— Begin Records —

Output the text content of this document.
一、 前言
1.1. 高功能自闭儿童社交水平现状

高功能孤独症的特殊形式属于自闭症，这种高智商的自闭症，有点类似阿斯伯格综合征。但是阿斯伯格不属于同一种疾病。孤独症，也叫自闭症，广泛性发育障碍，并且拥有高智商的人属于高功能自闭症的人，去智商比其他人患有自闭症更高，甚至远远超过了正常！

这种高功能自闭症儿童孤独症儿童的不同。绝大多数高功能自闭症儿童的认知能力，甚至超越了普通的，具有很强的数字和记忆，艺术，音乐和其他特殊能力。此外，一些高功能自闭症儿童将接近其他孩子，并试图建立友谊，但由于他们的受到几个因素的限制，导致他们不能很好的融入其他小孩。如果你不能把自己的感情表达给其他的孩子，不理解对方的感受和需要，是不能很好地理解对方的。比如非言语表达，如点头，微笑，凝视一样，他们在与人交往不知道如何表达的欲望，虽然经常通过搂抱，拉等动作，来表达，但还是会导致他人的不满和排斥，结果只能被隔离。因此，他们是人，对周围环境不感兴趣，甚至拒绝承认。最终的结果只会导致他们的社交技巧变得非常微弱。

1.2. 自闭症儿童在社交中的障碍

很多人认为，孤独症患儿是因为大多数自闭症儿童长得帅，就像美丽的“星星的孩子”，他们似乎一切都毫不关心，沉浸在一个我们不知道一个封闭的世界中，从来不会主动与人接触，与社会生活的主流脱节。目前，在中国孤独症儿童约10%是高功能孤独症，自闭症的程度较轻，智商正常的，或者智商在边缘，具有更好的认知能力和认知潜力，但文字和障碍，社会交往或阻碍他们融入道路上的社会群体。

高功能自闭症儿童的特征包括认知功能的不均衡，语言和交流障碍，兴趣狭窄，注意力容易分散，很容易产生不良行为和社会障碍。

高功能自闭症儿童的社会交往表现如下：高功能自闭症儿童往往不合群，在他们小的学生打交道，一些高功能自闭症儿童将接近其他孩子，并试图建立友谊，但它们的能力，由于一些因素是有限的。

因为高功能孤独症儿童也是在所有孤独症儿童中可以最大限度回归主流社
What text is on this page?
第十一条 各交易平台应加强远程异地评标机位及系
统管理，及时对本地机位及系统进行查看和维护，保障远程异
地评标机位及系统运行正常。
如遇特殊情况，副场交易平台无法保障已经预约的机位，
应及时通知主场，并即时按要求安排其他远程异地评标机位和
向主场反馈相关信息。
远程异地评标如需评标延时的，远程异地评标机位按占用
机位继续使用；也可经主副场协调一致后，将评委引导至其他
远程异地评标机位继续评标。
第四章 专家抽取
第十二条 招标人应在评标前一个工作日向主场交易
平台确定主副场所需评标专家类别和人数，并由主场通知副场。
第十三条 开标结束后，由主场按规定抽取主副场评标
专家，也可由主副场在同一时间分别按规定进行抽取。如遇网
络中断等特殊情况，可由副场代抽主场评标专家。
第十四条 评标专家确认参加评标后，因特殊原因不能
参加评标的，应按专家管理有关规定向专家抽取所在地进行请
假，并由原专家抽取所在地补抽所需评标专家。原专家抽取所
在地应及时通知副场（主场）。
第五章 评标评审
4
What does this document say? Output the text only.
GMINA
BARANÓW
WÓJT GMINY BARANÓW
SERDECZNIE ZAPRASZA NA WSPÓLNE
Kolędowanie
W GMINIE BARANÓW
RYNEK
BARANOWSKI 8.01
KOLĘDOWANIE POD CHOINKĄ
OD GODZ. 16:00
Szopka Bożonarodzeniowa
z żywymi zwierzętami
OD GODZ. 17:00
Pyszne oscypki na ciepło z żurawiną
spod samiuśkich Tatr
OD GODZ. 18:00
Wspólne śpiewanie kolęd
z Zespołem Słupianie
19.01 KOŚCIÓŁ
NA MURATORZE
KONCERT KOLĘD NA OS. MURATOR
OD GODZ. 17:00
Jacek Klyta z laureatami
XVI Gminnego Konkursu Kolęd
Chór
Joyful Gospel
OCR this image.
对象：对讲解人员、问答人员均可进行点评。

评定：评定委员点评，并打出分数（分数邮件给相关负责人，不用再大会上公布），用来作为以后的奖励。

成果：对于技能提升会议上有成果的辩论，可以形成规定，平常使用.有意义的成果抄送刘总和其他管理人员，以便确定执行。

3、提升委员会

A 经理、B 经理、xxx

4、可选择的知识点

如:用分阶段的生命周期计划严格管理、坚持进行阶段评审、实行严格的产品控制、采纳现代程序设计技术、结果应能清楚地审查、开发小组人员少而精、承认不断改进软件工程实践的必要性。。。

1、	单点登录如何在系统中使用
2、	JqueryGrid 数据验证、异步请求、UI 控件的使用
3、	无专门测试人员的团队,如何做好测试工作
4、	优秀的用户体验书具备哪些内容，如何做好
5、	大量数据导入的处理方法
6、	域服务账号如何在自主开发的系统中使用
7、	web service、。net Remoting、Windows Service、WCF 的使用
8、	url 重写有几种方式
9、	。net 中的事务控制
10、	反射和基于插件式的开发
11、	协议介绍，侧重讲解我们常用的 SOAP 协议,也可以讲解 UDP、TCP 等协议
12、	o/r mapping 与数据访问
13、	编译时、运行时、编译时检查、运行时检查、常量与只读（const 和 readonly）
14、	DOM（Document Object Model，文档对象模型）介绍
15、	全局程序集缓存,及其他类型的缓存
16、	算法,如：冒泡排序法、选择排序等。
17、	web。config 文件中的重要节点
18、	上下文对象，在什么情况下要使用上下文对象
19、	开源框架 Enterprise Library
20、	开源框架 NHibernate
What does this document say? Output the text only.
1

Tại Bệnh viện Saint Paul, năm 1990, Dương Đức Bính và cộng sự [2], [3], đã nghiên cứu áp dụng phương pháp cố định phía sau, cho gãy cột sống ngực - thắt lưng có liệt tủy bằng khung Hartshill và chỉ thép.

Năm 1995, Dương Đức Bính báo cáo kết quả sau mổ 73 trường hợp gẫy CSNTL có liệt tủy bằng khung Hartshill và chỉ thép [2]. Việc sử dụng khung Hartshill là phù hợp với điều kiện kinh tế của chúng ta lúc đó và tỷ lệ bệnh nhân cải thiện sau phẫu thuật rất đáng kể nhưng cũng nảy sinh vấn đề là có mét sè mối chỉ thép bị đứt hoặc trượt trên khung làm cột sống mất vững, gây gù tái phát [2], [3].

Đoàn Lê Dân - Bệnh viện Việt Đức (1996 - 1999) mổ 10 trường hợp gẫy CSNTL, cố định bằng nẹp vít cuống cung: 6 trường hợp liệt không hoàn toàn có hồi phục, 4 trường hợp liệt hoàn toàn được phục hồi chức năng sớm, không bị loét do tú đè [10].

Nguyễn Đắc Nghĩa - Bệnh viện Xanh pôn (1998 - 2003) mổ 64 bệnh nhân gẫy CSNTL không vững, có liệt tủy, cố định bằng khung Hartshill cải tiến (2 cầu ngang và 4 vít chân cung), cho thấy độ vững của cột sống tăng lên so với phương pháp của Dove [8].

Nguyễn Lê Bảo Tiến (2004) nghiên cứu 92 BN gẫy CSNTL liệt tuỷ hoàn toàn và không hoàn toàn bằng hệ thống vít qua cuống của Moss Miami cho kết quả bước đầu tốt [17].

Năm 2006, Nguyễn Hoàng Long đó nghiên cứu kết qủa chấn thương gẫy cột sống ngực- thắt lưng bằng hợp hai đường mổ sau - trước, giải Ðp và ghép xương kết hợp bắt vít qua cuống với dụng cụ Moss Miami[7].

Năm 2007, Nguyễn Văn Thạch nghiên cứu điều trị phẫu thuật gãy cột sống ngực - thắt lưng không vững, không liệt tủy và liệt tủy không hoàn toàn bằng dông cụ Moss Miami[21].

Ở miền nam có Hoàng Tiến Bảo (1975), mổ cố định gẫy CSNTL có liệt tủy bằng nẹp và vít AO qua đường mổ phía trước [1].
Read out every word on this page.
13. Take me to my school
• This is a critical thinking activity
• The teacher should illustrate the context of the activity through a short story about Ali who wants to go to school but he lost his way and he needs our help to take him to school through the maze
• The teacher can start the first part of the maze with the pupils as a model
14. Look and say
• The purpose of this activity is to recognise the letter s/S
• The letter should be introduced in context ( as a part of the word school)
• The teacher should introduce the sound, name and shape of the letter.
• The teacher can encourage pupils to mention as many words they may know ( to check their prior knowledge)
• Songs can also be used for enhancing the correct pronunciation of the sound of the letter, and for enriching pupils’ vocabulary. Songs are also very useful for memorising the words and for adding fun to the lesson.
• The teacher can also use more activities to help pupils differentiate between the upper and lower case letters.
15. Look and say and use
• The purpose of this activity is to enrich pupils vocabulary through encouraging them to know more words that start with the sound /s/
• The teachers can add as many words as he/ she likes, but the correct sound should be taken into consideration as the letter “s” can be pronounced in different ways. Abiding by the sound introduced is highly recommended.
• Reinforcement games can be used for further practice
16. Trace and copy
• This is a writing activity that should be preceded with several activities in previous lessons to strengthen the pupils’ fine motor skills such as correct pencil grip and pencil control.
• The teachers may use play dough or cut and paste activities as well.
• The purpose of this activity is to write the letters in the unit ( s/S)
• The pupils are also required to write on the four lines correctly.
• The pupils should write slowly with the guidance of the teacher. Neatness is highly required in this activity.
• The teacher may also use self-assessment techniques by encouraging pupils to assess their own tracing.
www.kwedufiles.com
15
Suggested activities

— End Records —

Aim of the task:
From the records above, pull out every line containing the word "Bính".

Completed task:
Tại Bệnh viện Saint Paul, năm 1990, Dương Đức Bính và cộng sự [2], [3], đã nghiên cứu áp dụng phương pháp cố định phía sau, cho gãy cột sống ngực - thắt lưng có liệt tủy bằng khung Hartshill và chỉ thép.
Năm 1995, Dương Đức Bính báo cáo kết quả sau mổ 73 trường hợp gẫy CSNTL có liệt tủy bằng khung Hartshill và chỉ thép [2]. Việc sử dụng khung Hartshill là phù hợp với điều kiện kinh tế của chúng ta lúc đó và tỷ lệ bệnh nhân cải thiện sau phẫu thuật rất đáng kể nhưng cũng nảy sinh vấn đề là có mét sè mối chỉ thép bị đứt hoặc trượt trên khung làm cột sống mất vững, gây gù tái phát [2], [3].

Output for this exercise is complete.